● EXERCISE PASSAGE
I came across this story by accident and while checking it out found very few people alive in the US today who know anything about it. I assume that even fewer people outside of the US ever knew about it in the first place. It also serves my purpose while writing a series on the “Stepping Stones” which tries to explain How, When and Why the Anti-Democracy movement was created and still exists and thrives today. Its all too easy to blame it on the same old “class war”. The people that are waging it are quite specific, they have names, and one or two in particular have had more impact than all the rest put together.
This follows on from the first stepping stone published 2 weeks ago which looked at the US steel industry, but this time its about the US coal and mining industry also facing challenges, both before and after World War 1. Unlike the steel men who secured overtime payment for their work, the Miners were already working 24/7 long before the War started so any overtime was out of the question. Mining coal was a dirty and dangerous occupation and men were killed, injured or became ill on a regular basis. Coal was in high demand due to the war and Coal mines had sprung up all over the place, many were concentrated in the State of Colorado.
Around the beginning of the 20th century Colorado’s immigrant population had exploded, multiplying 20 times between 1870 and 1910. These immigrants were white and displaced the native population almost completely. The miners were largely American born descendants of British origin plus newly landed folk from all over the world who had to live and work in harsh and dangerous conditions. Early deaths or disablements from accidents and illnesses made for a very short life expectancy, with mines caving in, gas poisoning and the use of primitive explosives often going wrong. If they survived the day’s work they had to go home to squalid conditions, almost as dangerous in terms of sanitation and cleanliness as the mines that had just walked home from.

● WHAT TO DO
1. According to the coal mining passage, by how many times did Colorado's immigrant population multiply between 1870 and 1910?
2. Carry the coal mining passage forward, starting after its last sentence.
The lines after this point are separate material, apart from the coal mining passage.

● ENTRIES SUPPLIED
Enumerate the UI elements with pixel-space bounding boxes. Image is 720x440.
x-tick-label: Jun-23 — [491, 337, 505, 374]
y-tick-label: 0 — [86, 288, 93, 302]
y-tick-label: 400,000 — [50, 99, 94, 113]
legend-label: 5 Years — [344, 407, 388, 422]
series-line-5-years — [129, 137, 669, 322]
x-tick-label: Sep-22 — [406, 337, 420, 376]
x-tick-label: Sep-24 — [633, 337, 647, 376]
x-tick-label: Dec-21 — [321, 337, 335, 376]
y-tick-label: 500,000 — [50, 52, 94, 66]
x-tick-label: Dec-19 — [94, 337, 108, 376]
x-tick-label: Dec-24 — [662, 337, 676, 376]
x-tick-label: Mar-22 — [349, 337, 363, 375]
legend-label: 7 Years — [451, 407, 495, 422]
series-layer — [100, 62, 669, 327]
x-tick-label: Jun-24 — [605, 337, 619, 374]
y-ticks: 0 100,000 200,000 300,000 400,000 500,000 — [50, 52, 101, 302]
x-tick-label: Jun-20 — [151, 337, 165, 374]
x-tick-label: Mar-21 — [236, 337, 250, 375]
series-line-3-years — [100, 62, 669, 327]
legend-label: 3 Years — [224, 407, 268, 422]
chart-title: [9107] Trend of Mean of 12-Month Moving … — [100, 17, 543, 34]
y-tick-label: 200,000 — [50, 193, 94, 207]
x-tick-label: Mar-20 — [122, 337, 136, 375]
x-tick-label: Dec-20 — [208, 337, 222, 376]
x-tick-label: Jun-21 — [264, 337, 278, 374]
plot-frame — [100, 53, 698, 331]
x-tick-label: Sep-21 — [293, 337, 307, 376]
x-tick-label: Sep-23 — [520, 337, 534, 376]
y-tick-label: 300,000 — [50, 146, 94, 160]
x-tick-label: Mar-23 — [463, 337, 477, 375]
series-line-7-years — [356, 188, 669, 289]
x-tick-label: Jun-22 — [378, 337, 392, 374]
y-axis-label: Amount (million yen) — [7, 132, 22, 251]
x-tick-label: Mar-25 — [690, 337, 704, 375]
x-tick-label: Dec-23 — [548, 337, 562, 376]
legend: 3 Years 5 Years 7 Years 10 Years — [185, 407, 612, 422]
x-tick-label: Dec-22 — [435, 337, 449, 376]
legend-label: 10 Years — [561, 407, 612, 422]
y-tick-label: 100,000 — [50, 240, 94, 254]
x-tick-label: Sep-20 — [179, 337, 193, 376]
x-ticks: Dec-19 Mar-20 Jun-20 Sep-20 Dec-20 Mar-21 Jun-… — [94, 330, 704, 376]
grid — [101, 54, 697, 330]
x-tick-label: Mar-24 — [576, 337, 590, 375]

● PER-TASK ANSWERS
1. It multiplied 20 times.

2.
In 1910, at a town called Starkville in the very south of Colorado, an explosion killed 56 men. A Mining Department inspector was sent to investigate. He was startled to see, not just how the miners and their families had died, but how they had managed to live so long. He wrote:
“The residences or houses and living quarters of the miners smack of the direst poverty. Practically all of the residences are huddled in the shadow of the coal washers and the smoke of the coke ovens making the surroundings smutty with coal dust and coke smoke. Not all of the houses are equipped with water, and practically none have sewerage; they depend for their water upon hydrants on the streets. The people reflect their surroundings; slatternly dressed women and unkempt children throng the dirty streets and alleys of the camp. One is forced to the conclusion that these people must be very poorly paid, else they would not be content to live in this fashion.”
There we have it, in that last line, the kernel of the class struggle. The people get paid garbage wages by greed-fuelled mine owners and are forced not only to work in extreme danger and hardship, but to live in abject misery and give their wages back to the mine-owners in terms of rent and owners shop profits for the privilege.
Nobody CHOOSES to live in poverty and filth, they are forced into that situation. They are characterised as “slatternly dressed women and unkempt children” even by a person who seems to be sympathetic to their cause, he is after all, there to investigate 56 bodies of the hard-working fathers and sons of those women and kids.
Once such community was at a place called Ludlow, in Colorado where 11,000 Miners worked for the Colorado Fuel and Iron Corporation owned by the Rockefeller family, one of the biggest mining corporations in Colorado.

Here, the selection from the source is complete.